# AIM
Draw out every line with the word "apps" from the listing below.

[start RECORDS TO USE]

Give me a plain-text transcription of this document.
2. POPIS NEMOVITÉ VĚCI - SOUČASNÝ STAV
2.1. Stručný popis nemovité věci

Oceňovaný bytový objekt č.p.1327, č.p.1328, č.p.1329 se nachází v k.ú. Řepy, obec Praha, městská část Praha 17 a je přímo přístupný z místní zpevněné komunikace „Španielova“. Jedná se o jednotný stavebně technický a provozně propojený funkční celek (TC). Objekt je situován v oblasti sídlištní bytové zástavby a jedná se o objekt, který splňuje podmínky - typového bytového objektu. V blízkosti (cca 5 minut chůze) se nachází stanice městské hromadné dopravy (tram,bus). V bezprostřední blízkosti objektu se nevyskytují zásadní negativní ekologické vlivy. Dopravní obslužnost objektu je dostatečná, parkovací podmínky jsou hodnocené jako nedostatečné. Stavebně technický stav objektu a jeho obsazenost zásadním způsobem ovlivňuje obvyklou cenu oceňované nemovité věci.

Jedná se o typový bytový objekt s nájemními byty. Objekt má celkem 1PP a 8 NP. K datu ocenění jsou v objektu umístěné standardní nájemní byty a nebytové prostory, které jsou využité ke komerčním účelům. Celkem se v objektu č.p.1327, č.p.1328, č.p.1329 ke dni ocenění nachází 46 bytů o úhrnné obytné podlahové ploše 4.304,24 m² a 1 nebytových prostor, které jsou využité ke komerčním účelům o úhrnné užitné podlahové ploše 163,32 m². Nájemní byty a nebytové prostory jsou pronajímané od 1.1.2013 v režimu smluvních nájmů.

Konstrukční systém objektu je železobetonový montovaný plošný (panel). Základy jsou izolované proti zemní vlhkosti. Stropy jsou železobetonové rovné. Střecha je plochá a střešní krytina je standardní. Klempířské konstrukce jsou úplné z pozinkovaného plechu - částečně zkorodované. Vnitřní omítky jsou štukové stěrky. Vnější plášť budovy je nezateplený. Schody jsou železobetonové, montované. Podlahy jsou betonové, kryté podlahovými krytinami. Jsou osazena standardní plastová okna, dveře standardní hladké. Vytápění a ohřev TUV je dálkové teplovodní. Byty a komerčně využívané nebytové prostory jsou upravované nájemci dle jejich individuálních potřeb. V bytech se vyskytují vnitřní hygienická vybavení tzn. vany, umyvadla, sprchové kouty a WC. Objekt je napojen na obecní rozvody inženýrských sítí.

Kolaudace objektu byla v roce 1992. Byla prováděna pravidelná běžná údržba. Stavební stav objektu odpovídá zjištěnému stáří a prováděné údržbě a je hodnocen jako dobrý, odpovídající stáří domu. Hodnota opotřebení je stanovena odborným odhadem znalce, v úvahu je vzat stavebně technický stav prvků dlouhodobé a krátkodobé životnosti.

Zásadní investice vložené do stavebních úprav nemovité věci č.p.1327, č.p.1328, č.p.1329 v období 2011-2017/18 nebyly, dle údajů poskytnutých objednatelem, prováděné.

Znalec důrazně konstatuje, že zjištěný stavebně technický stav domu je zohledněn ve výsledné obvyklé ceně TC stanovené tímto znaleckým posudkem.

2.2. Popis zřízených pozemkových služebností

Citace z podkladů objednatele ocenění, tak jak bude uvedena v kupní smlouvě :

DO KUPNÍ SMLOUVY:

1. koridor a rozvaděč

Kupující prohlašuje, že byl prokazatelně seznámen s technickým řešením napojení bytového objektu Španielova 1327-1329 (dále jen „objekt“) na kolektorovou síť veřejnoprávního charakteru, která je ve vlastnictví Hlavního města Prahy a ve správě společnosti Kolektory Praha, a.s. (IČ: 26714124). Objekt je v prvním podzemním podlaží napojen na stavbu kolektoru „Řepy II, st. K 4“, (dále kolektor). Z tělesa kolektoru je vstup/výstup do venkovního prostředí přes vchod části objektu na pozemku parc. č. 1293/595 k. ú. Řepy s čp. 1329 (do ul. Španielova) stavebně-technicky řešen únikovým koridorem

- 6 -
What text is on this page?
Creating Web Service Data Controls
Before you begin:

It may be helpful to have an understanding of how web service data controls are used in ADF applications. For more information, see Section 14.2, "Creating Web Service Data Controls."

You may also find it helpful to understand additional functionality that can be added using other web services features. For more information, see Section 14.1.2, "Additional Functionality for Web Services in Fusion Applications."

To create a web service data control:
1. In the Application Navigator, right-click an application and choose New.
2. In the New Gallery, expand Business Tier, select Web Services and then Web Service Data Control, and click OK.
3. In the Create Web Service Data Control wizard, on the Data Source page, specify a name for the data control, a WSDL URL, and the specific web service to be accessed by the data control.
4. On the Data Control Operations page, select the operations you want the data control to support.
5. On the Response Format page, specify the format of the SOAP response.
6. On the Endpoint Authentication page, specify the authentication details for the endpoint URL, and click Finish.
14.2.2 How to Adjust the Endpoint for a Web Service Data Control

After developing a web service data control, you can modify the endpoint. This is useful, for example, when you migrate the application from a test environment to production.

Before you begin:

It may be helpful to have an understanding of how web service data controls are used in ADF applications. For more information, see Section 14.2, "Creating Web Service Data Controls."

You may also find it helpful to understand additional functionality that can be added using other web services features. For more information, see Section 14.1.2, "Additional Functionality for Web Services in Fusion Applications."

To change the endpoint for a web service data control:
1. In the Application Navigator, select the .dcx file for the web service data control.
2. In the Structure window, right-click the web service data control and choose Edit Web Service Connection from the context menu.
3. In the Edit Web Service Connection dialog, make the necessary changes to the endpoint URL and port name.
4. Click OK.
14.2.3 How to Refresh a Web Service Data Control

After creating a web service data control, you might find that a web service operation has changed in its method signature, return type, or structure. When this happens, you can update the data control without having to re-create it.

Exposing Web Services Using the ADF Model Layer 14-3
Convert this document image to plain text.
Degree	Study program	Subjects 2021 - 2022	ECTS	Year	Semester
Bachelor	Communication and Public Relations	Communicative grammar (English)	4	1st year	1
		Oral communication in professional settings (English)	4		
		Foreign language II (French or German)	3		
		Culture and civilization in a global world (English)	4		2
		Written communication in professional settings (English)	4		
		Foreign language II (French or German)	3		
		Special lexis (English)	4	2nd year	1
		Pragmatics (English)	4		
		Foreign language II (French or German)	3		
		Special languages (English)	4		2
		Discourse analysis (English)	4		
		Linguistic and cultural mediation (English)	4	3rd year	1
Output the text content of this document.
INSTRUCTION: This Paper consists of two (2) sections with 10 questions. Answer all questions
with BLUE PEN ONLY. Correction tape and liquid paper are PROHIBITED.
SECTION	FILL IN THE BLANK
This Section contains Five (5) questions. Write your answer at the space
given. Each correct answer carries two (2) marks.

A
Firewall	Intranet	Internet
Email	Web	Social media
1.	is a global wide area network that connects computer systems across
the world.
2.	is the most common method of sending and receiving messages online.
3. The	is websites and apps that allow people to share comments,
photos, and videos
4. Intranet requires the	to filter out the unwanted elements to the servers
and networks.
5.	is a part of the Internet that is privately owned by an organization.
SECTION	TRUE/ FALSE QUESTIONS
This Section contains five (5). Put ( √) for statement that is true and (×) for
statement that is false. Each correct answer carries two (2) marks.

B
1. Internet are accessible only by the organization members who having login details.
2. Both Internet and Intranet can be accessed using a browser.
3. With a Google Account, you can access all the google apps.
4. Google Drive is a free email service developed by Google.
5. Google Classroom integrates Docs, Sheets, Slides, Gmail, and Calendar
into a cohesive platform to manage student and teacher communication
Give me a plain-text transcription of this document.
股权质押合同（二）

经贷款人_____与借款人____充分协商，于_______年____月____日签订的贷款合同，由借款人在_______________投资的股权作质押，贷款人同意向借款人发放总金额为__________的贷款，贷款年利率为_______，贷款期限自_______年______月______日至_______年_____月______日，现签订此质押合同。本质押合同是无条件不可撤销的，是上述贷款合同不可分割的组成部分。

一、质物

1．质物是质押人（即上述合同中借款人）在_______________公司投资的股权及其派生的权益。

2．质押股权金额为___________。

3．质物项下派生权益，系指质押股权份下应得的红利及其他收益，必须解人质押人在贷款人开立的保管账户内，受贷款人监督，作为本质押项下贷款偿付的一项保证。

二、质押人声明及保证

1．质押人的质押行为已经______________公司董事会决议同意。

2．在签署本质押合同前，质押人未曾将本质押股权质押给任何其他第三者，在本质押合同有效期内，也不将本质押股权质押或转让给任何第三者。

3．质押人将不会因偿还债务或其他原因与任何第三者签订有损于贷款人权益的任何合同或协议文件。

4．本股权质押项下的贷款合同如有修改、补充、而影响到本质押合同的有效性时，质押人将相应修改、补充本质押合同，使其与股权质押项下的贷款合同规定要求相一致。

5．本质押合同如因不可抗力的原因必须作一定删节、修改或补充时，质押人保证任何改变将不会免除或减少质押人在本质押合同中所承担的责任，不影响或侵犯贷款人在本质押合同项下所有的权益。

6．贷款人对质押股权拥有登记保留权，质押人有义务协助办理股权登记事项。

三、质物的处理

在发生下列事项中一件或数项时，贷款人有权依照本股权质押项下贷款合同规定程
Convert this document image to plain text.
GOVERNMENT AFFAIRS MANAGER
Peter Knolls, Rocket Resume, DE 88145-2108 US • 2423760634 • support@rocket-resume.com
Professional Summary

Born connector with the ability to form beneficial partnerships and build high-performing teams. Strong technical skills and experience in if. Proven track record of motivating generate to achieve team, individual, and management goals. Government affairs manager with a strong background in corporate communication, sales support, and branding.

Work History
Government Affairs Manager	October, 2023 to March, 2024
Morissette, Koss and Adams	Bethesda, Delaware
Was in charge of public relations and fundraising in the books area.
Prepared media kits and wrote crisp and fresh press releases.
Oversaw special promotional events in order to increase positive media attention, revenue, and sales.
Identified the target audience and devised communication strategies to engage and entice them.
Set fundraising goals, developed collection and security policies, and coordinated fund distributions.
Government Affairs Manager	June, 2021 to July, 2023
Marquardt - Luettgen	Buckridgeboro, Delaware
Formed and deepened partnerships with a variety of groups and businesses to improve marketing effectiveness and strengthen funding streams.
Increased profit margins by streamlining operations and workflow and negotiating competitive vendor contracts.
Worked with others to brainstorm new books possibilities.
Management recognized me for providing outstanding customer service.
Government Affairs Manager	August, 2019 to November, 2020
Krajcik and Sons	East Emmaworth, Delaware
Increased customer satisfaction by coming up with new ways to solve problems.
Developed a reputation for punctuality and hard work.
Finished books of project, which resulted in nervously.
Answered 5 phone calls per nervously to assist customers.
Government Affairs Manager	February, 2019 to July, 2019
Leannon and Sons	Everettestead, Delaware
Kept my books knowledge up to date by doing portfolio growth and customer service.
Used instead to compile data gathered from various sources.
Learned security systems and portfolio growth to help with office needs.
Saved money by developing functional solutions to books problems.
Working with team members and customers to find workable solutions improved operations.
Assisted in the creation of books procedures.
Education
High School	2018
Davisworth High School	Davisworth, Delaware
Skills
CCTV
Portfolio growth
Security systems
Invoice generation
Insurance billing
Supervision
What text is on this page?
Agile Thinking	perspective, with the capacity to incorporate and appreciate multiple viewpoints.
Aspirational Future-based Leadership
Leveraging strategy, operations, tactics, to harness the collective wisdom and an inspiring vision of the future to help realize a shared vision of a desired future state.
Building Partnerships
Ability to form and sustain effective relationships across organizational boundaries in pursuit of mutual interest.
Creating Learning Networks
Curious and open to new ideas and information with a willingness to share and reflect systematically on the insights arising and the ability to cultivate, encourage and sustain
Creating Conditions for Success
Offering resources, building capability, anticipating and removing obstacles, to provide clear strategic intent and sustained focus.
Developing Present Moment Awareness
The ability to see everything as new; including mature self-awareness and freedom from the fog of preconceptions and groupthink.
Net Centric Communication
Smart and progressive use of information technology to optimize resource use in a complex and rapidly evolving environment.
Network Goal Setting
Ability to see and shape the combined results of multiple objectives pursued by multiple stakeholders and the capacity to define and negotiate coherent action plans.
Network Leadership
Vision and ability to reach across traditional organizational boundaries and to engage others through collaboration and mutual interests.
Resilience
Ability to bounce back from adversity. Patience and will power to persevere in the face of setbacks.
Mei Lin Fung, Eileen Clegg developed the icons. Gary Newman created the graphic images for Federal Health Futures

[end RECORDS TO USE]

# THE RESULT
3. The	is websites and apps that allow people to share comments,
3. With a Google Account, you can access all the google apps.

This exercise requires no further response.